Copy out the listing that follows, exactly, without its pictures.

::: Provided data

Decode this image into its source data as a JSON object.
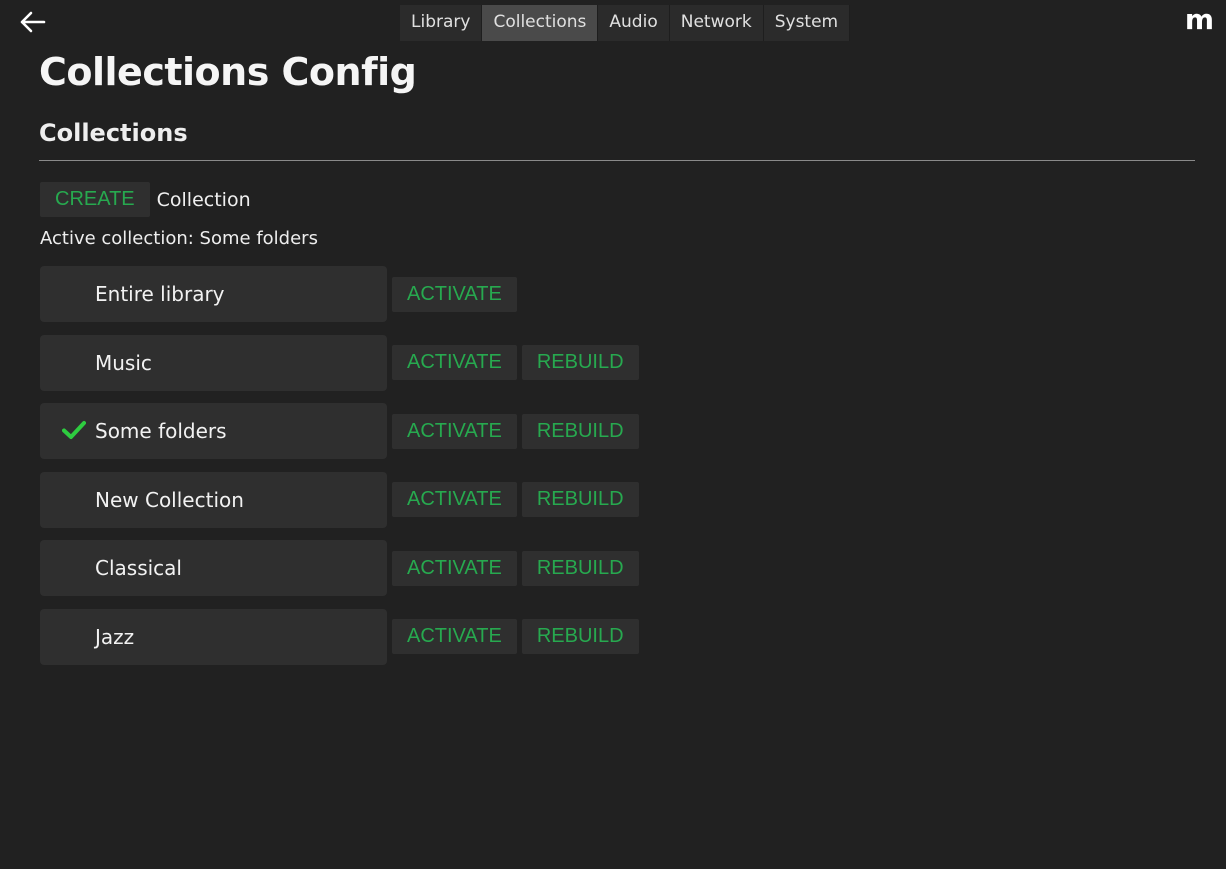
{
  "nav": {
    "back_icon": "arrow-left-icon",
    "logo_text": "m",
    "tabs": [
      {
        "label": "Library",
        "active": false
      },
      {
        "label": "Collections",
        "active": true
      },
      {
        "label": "Audio",
        "active": false
      },
      {
        "label": "Network",
        "active": false
      },
      {
        "label": "System",
        "active": false
      }
    ]
  },
  "page": {
    "title": "Collections Config",
    "section_title": "Collections"
  },
  "create": {
    "button_label": "CREATE",
    "label": "Collection"
  },
  "active_collection": "Active collection: Some folders",
  "collections": [
    {
      "name": "Entire library",
      "active": false,
      "activate_label": "ACTIVATE",
      "rebuild_label": ""
    },
    {
      "name": "Music",
      "active": false,
      "activate_label": "ACTIVATE",
      "rebuild_label": "REBUILD"
    },
    {
      "name": "Some folders",
      "active": true,
      "activate_label": "ACTIVATE",
      "rebuild_label": "REBUILD"
    },
    {
      "name": "New Collection",
      "active": false,
      "activate_label": "ACTIVATE",
      "rebuild_label": "REBUILD"
    },
    {
      "name": "Classical",
      "active": false,
      "activate_label": "ACTIVATE",
      "rebuild_label": "REBUILD"
    },
    {
      "name": "Jazz",
      "active": false,
      "activate_label": "ACTIVATE",
      "rebuild_label": "REBUILD"
    }
  ],
  "colors": {
    "background": "#212121",
    "accent_green": "#27a94f",
    "check_green": "#2ecc40",
    "active_tab": "#4a4a4a"
  }
}
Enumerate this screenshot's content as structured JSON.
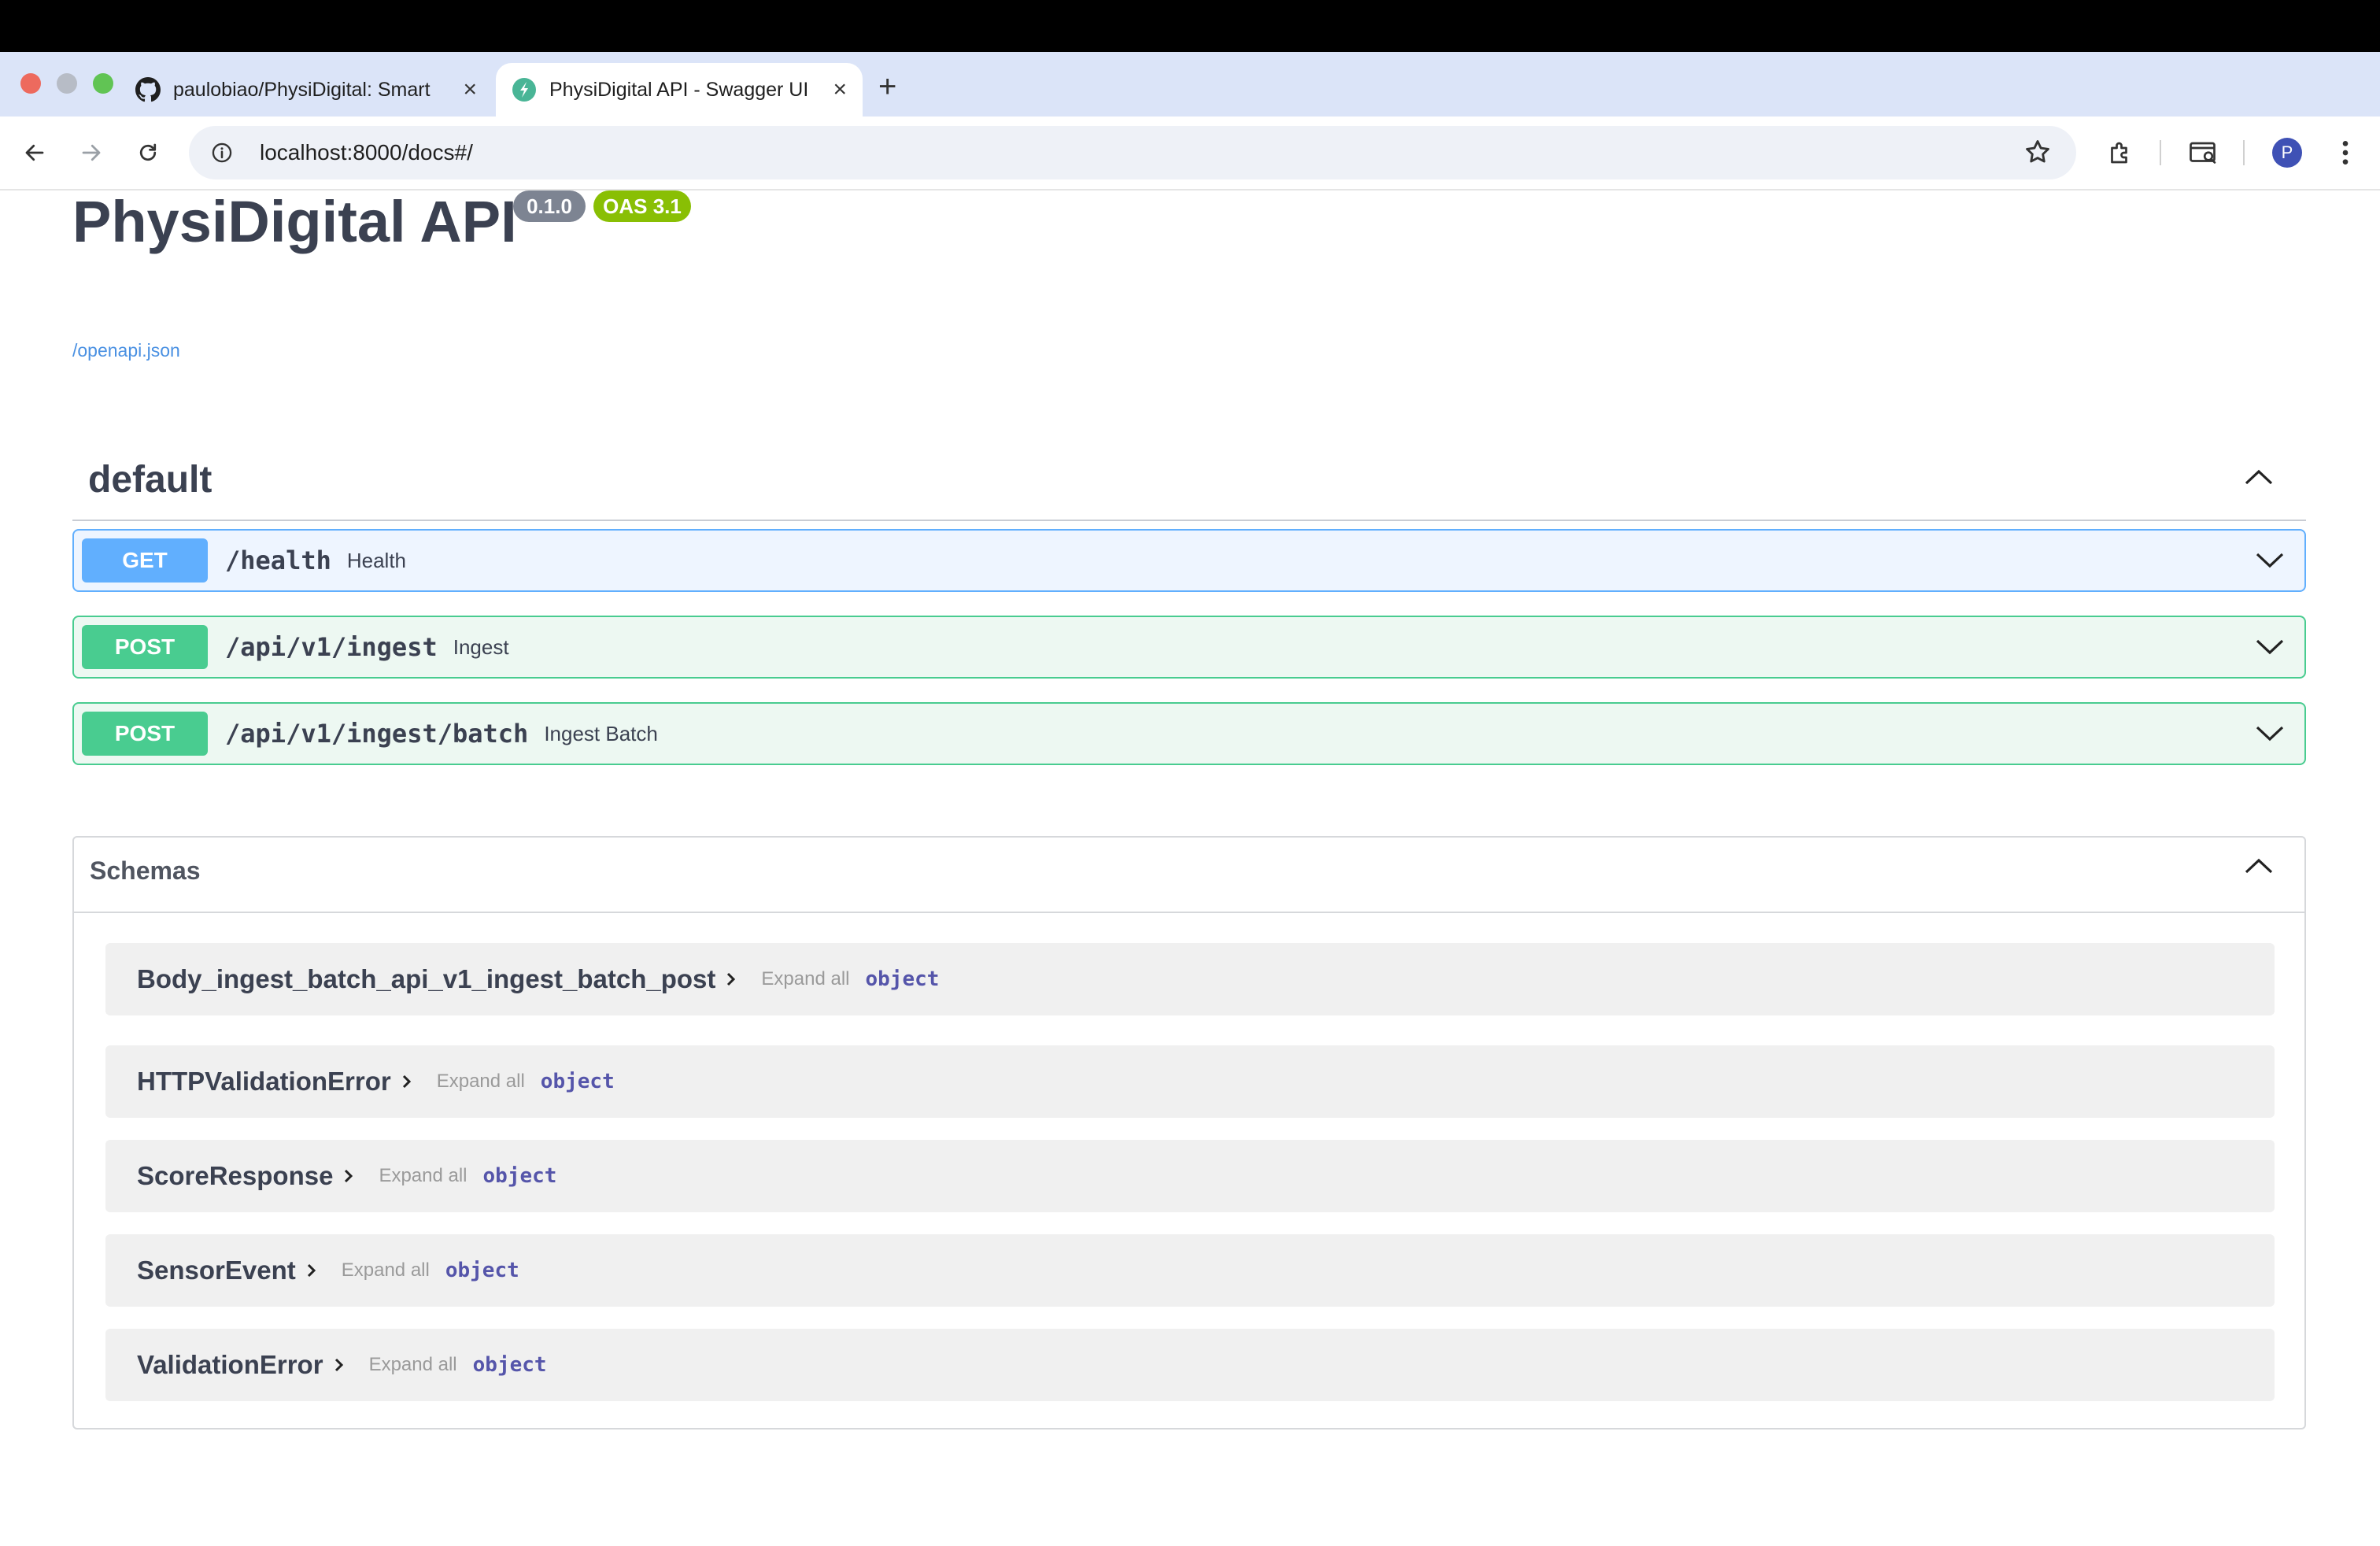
{
  "browser": {
    "tabs": [
      {
        "title": "paulobiao/PhysiDigital: Smart",
        "icon": "github-icon"
      },
      {
        "title": "PhysiDigital API - Swagger UI",
        "icon": "swagger-icon"
      }
    ],
    "new_tab": "+",
    "close": "×",
    "url": "localhost:8000/docs#/",
    "profile_initial": "P"
  },
  "api": {
    "title": "PhysiDigital API",
    "version": "0.1.0",
    "oas": "OAS 3.1",
    "spec_link": "/openapi.json"
  },
  "section": {
    "name": "default",
    "operations": [
      {
        "method": "GET",
        "path": "/health",
        "summary": "Health"
      },
      {
        "method": "POST",
        "path": "/api/v1/ingest",
        "summary": "Ingest"
      },
      {
        "method": "POST",
        "path": "/api/v1/ingest/batch",
        "summary": "Ingest Batch"
      }
    ]
  },
  "schemas": {
    "title": "Schemas",
    "expand_label": "Expand all",
    "items": [
      {
        "name": "Body_ingest_batch_api_v1_ingest_batch_post",
        "type": "object"
      },
      {
        "name": "HTTPValidationError",
        "type": "object"
      },
      {
        "name": "ScoreResponse",
        "type": "object"
      },
      {
        "name": "SensorEvent",
        "type": "object"
      },
      {
        "name": "ValidationError",
        "type": "object"
      }
    ]
  },
  "colors": {
    "get": "#61affe",
    "post": "#49cc90",
    "version_badge": "#7d8492",
    "oas_badge": "#89bf04"
  }
}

::::::

### Final result
Decode this image into its source data as a JSON object.
{
  "nav": {
    "back_icon": "arrow-left-icon",
    "logo_text": "m",
    "tabs": [
      {
        "label": "Library",
        "active": false
      },
      {
        "label": "Collections",
        "active": true
      },
      {
        "label": "Audio",
        "active": false
      },
      {
        "label": "Network",
        "active": false
      },
      {
        "label": "System",
        "active": false
      }
    ]
  },
  "page": {
    "title": "Collections Config",
    "section_title": "Collections"
  },
  "create": {
    "button_label": "CREATE",
    "label": "Collection"
  },
  "active_collection": "Active collection: Some folders",
  "collections": [
    {
      "name": "Entire library",
      "active": false,
      "activate_label": "ACTIVATE",
      "rebuild_label": ""
    },
    {
      "name": "Music",
      "active": false,
      "activate_label": "ACTIVATE",
      "rebuild_label": "REBUILD"
    },
    {
      "name": "Some folders",
      "active": true,
      "activate_label": "ACTIVATE",
      "rebuild_label": "REBUILD"
    },
    {
      "name": "New Collection",
      "active": false,
      "activate_label": "ACTIVATE",
      "rebuild_label": "REBUILD"
    },
    {
      "name": "Classical",
      "active": false,
      "activate_label": "ACTIVATE",
      "rebuild_label": "REBUILD"
    },
    {
      "name": "Jazz",
      "active": false,
      "activate_label": "ACTIVATE",
      "rebuild_label": "REBUILD"
    }
  ],
  "colors": {
    "background": "#212121",
    "accent_green": "#27a94f",
    "check_green": "#2ecc40",
    "active_tab": "#4a4a4a"
  }
}
Enumerate this screenshot's content as structured JSON.
{
  "browser": {
    "tabs": [
      {
        "title": "paulobiao/PhysiDigital: Smart",
        "icon": "github-icon"
      },
      {
        "title": "PhysiDigital API - Swagger UI",
        "icon": "swagger-icon"
      }
    ],
    "new_tab": "+",
    "close": "×",
    "url": "localhost:8000/docs#/",
    "profile_initial": "P"
  },
  "api": {
    "title": "PhysiDigital API",
    "version": "0.1.0",
    "oas": "OAS 3.1",
    "spec_link": "/openapi.json"
  },
  "section": {
    "name": "default",
    "operations": [
      {
        "method": "GET",
        "path": "/health",
        "summary": "Health"
      },
      {
        "method": "POST",
        "path": "/api/v1/ingest",
        "summary": "Ingest"
      },
      {
        "method": "POST",
        "path": "/api/v1/ingest/batch",
        "summary": "Ingest Batch"
      }
    ]
  },
  "schemas": {
    "title": "Schemas",
    "expand_label": "Expand all",
    "items": [
      {
        "name": "Body_ingest_batch_api_v1_ingest_batch_post",
        "type": "object"
      },
      {
        "name": "HTTPValidationError",
        "type": "object"
      },
      {
        "name": "ScoreResponse",
        "type": "object"
      },
      {
        "name": "SensorEvent",
        "type": "object"
      },
      {
        "name": "ValidationError",
        "type": "object"
      }
    ]
  },
  "colors": {
    "get": "#61affe",
    "post": "#49cc90",
    "version_badge": "#7d8492",
    "oas_badge": "#89bf04"
  }
}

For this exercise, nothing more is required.